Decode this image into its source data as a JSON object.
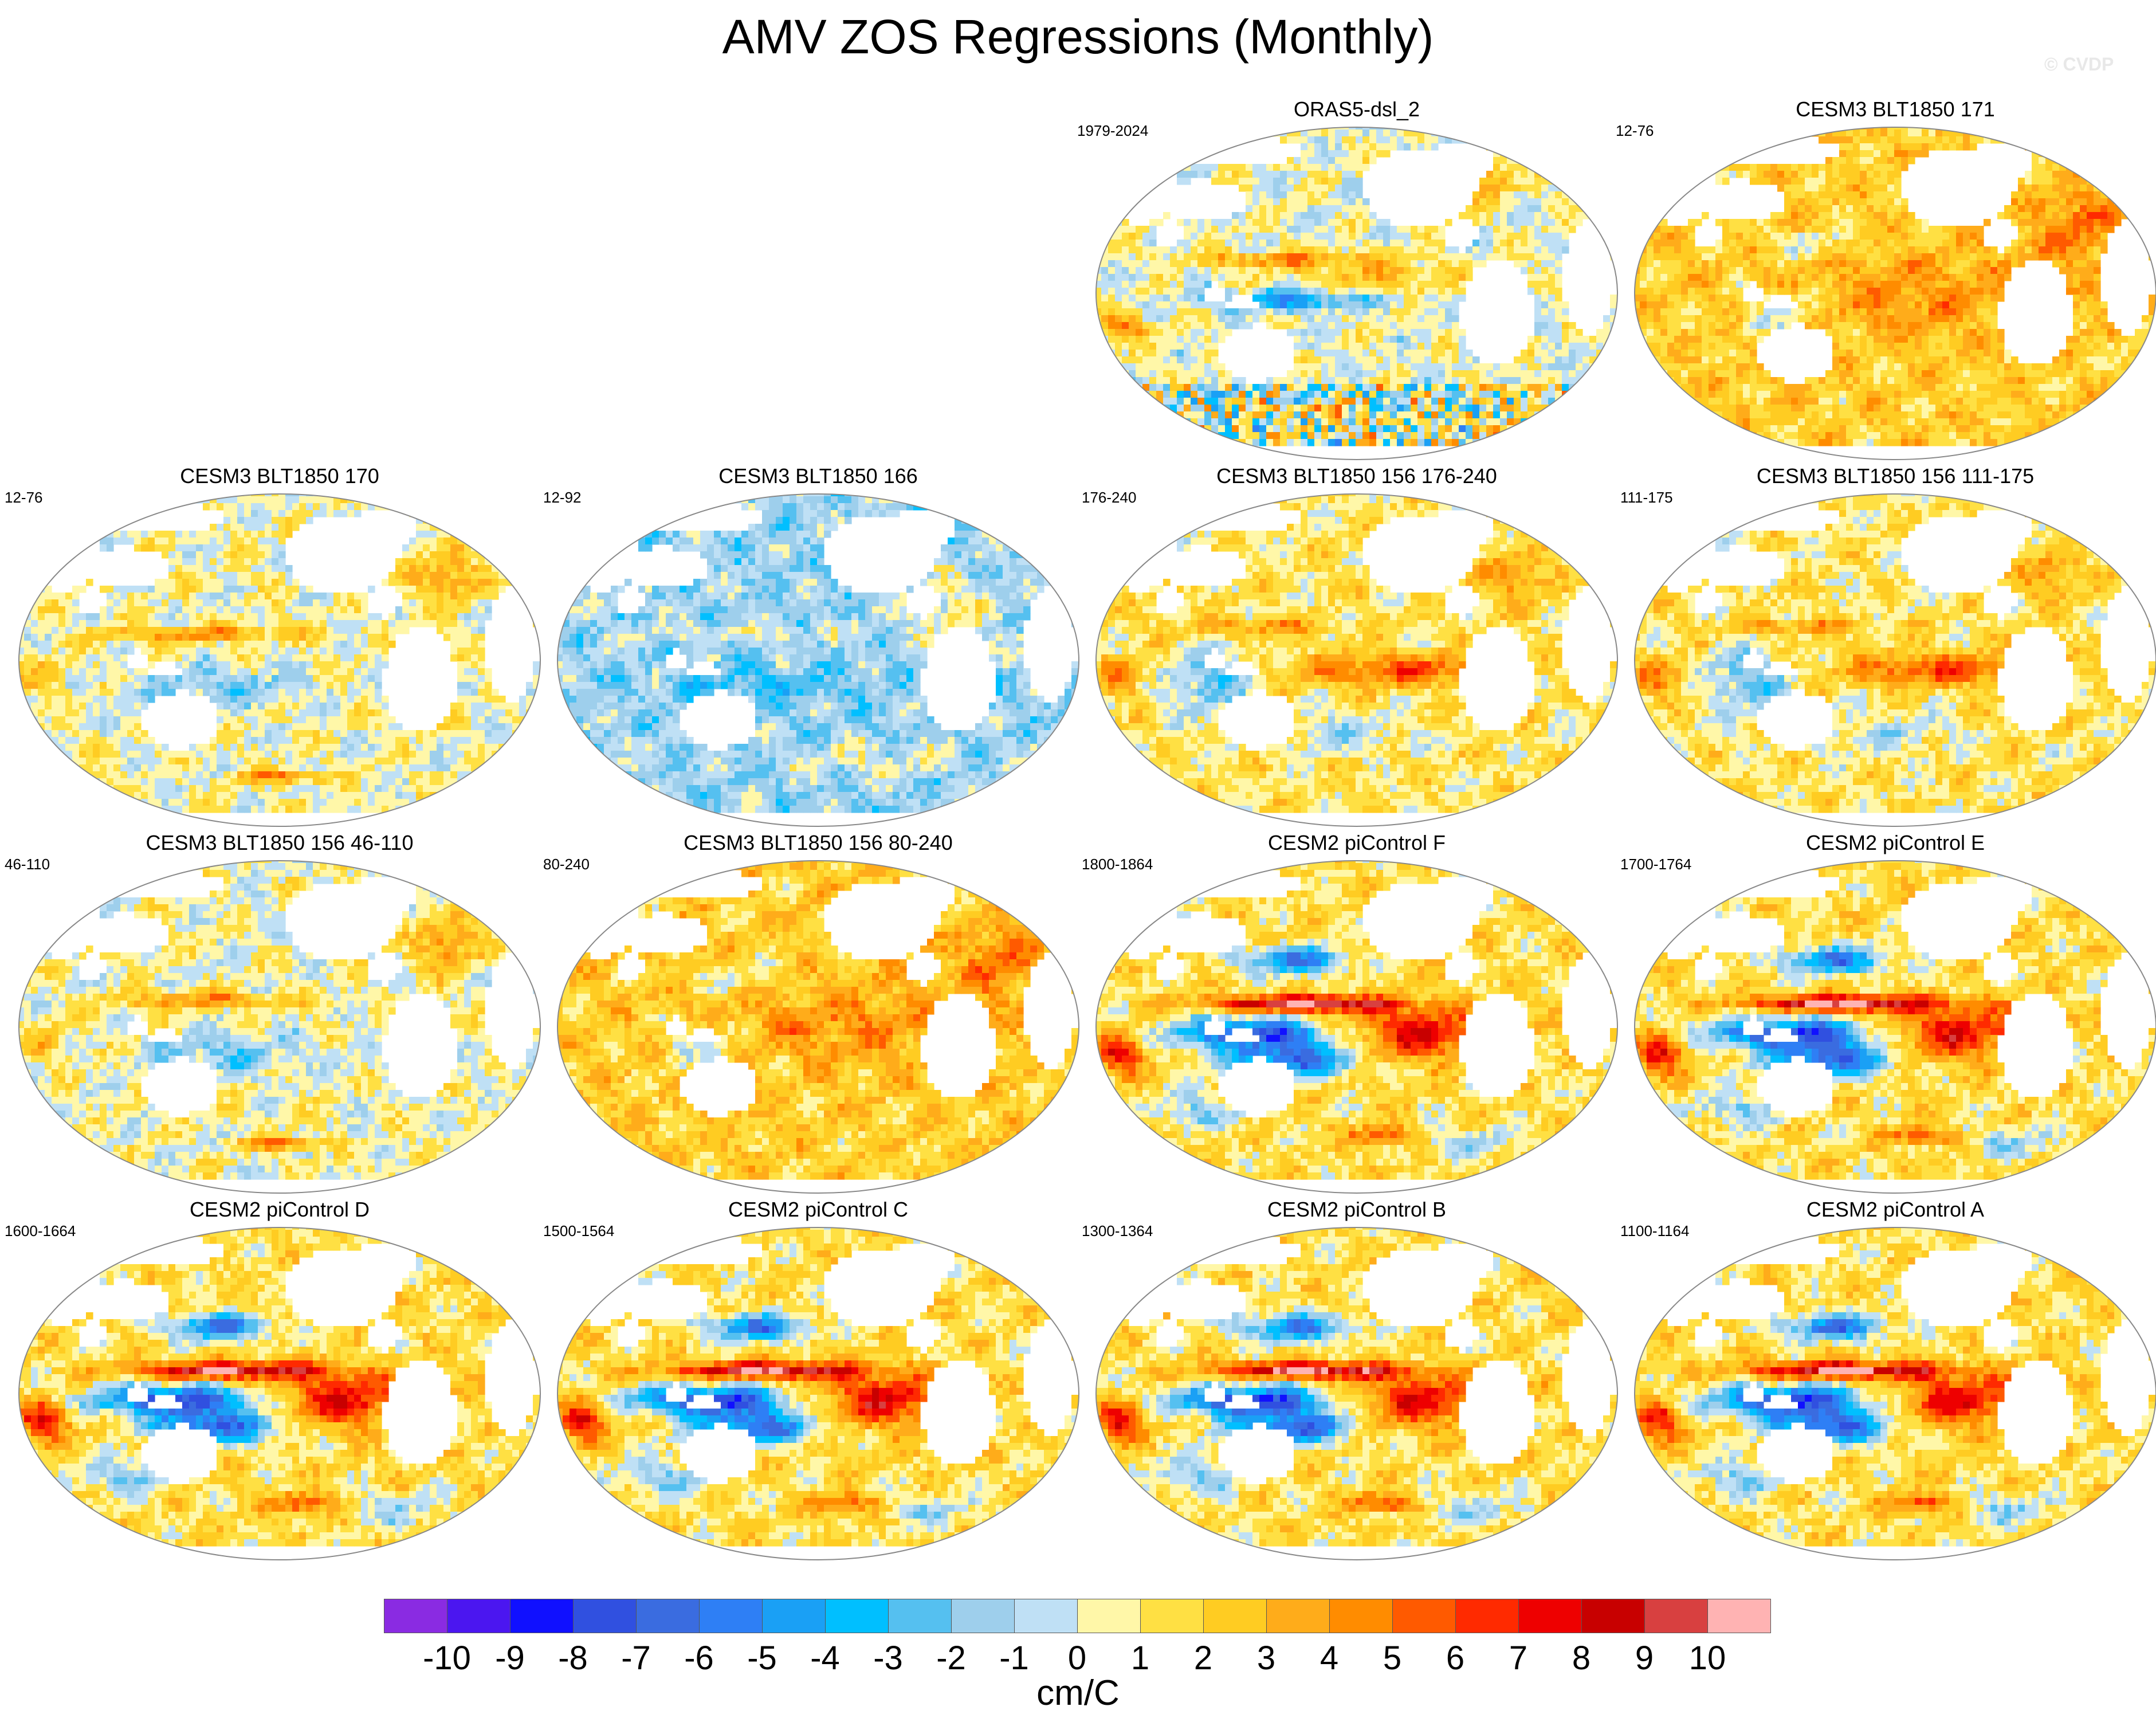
{
  "title": "AMV ZOS Regressions (Monthly)",
  "watermark": "© CVDP",
  "colorbar": {
    "units": "cm/C",
    "labels": [
      "-10",
      "-9",
      "-8",
      "-7",
      "-6",
      "-5",
      "-4",
      "-3",
      "-2",
      "-1",
      "0",
      "1",
      "2",
      "3",
      "4",
      "5",
      "6",
      "7",
      "8",
      "9",
      "10"
    ],
    "colors": [
      "#8a2be2",
      "#4b16f0",
      "#1010ff",
      "#3050e0",
      "#3a6ce0",
      "#2e7ff5",
      "#1aa0f5",
      "#00bfff",
      "#55c0f0",
      "#9ecfec",
      "#bfe0f5",
      "#fff7a8",
      "#ffe043",
      "#ffcc22",
      "#ffac1a",
      "#ff8c00",
      "#ff5a00",
      "#ff2a00",
      "#ee0000",
      "#c80000",
      "#d84040",
      "#ffb3b3"
    ]
  },
  "chart_data": {
    "type": "heatmap",
    "title": "AMV ZOS Regressions (Monthly)",
    "colorbar_units": "cm/C",
    "colorbar_range": [
      -10,
      10
    ],
    "colorbar_ticks": [
      -10,
      -9,
      -8,
      -7,
      -6,
      -5,
      -4,
      -3,
      -2,
      -1,
      0,
      1,
      2,
      3,
      4,
      5,
      6,
      7,
      8,
      9,
      10
    ],
    "panels": [
      {
        "title": "ORAS5-dsl_2",
        "years": "1979-2024",
        "pattern": "obs"
      },
      {
        "title": "CESM3 BLT1850 171",
        "years": "12-76",
        "pattern": "warm_broad"
      },
      {
        "title": "CESM3 BLT1850 170",
        "years": "12-76",
        "pattern": "mixed"
      },
      {
        "title": "CESM3 BLT1850 166",
        "years": "12-92",
        "pattern": "cool_mixed"
      },
      {
        "title": "CESM3 BLT1850 156 176-240",
        "years": "176-240",
        "pattern": "enso_moderate"
      },
      {
        "title": "CESM3 BLT1850 156 111-175",
        "years": "111-175",
        "pattern": "enso_moderate"
      },
      {
        "title": "CESM3 BLT1850 156 46-110",
        "years": "46-110",
        "pattern": "mixed"
      },
      {
        "title": "CESM3 BLT1850 156 80-240",
        "years": "80-240",
        "pattern": "warm_broad"
      },
      {
        "title": "CESM2 piControl F",
        "years": "1800-1864",
        "pattern": "enso_strong"
      },
      {
        "title": "CESM2 piControl E",
        "years": "1700-1764",
        "pattern": "enso_strong"
      },
      {
        "title": "CESM2 piControl D",
        "years": "1600-1664",
        "pattern": "enso_strong"
      },
      {
        "title": "CESM2 piControl C",
        "years": "1500-1564",
        "pattern": "enso_strong"
      },
      {
        "title": "CESM2 piControl B",
        "years": "1300-1364",
        "pattern": "enso_strong"
      },
      {
        "title": "CESM2 piControl A",
        "years": "1100-1164",
        "pattern": "enso_strong"
      }
    ]
  }
}
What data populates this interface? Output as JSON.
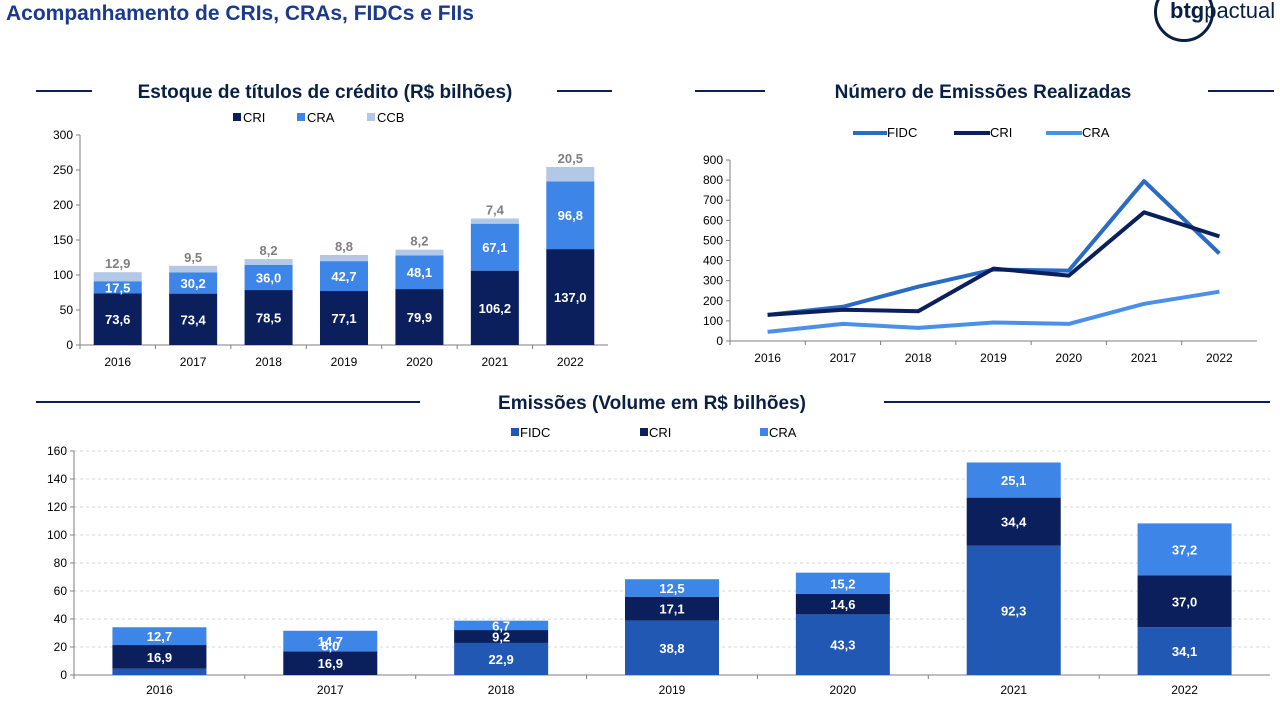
{
  "header": {
    "title": "Acompanhamento de CRIs, CRAs, FIDCs e FIIs",
    "logo_bold": "btg",
    "logo_light": "pactual"
  },
  "colors": {
    "navy": "#0a1f5c",
    "mid_blue": "#3d85e6",
    "light_blue": "#b3c7e6",
    "fidc_blue": "#2158b3",
    "line_fidc": "#2a6bc4",
    "line_cri": "#0a1f5c",
    "line_cra": "#4a90e8",
    "rule": "#0a1f5c",
    "grey_label": "#7f7f7f"
  },
  "chart_data": [
    {
      "id": "estoque",
      "type": "bar",
      "stacked": true,
      "title": "Estoque de títulos de crédito (R$ bilhões)",
      "categories": [
        "2016",
        "2017",
        "2018",
        "2019",
        "2020",
        "2021",
        "2022"
      ],
      "series": [
        {
          "name": "CRI",
          "values": [
            73.6,
            73.4,
            78.5,
            77.1,
            79.9,
            106.2,
            137.0
          ],
          "labels": [
            "73,6",
            "73,4",
            "78,5",
            "77,1",
            "79,9",
            "106,2",
            "137,0"
          ]
        },
        {
          "name": "CRA",
          "values": [
            17.5,
            30.2,
            36.0,
            42.7,
            48.1,
            67.1,
            96.8
          ],
          "labels": [
            "17,5",
            "30,2",
            "36,0",
            "42,7",
            "48,1",
            "67,1",
            "96,8"
          ]
        },
        {
          "name": "CCB",
          "values": [
            12.9,
            9.5,
            8.2,
            8.8,
            8.2,
            7.4,
            20.5
          ],
          "labels": [
            "12,9",
            "9,5",
            "8,2",
            "8,8",
            "8,2",
            "7,4",
            "20,5"
          ]
        }
      ],
      "ylim": [
        0,
        300
      ],
      "yticks": [
        "0",
        "50",
        "100",
        "150",
        "200",
        "250",
        "300"
      ],
      "legend": "top"
    },
    {
      "id": "numero",
      "type": "line",
      "title": "Número de Emissões Realizadas",
      "x": [
        "2016",
        "2017",
        "2018",
        "2019",
        "2020",
        "2021",
        "2022"
      ],
      "series": [
        {
          "name": "FIDC",
          "values": [
            130,
            170,
            270,
            355,
            350,
            795,
            435
          ]
        },
        {
          "name": "CRI",
          "values": [
            130,
            155,
            148,
            360,
            325,
            640,
            520
          ]
        },
        {
          "name": "CRA",
          "values": [
            45,
            85,
            65,
            92,
            85,
            185,
            245
          ]
        }
      ],
      "ylim": [
        0,
        900
      ],
      "yticks": [
        "0",
        "100",
        "200",
        "300",
        "400",
        "500",
        "600",
        "700",
        "800",
        "900"
      ],
      "legend": "top",
      "grid": false
    },
    {
      "id": "emissoes",
      "type": "bar",
      "stacked": true,
      "title": "Emissões (Volume em R$ bilhões)",
      "categories": [
        "2016",
        "2017",
        "2018",
        "2019",
        "2020",
        "2021",
        "2022"
      ],
      "series": [
        {
          "name": "FIDC",
          "values": [
            4.5,
            0,
            22.9,
            38.8,
            43.3,
            92.3,
            34.1
          ],
          "labels": [
            "",
            "",
            "22,9",
            "38,8",
            "43,3",
            "92,3",
            "34,1"
          ]
        },
        {
          "name": "CRI",
          "values": [
            16.9,
            16.9,
            9.2,
            17.1,
            14.6,
            34.4,
            37.0
          ],
          "labels": [
            "16,9",
            "16,9",
            "9,2",
            "17,1",
            "14,6",
            "34,4",
            "37,0"
          ]
        },
        {
          "name": "CRA",
          "values": [
            12.7,
            14.7,
            6.7,
            12.5,
            15.2,
            25.1,
            37.2
          ],
          "labels": [
            "12,7",
            "14,7",
            "6,7",
            "12,5",
            "15,2",
            "25,1",
            "37,2"
          ]
        }
      ],
      "extra_labels": [
        {
          "category": "2017",
          "value": 8.0,
          "label": "8,0"
        }
      ],
      "ylim": [
        0,
        160
      ],
      "yticks": [
        "0",
        "20",
        "40",
        "60",
        "80",
        "100",
        "120",
        "140",
        "160"
      ],
      "legend": "top",
      "grid": true
    }
  ]
}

Exercise instructions:
Note every line above where the string "this" shows up, and copy those lines.

Solution to the exercise:
Decode this image into its source data as a JSON object.
What data populates this interface? Output as JSON.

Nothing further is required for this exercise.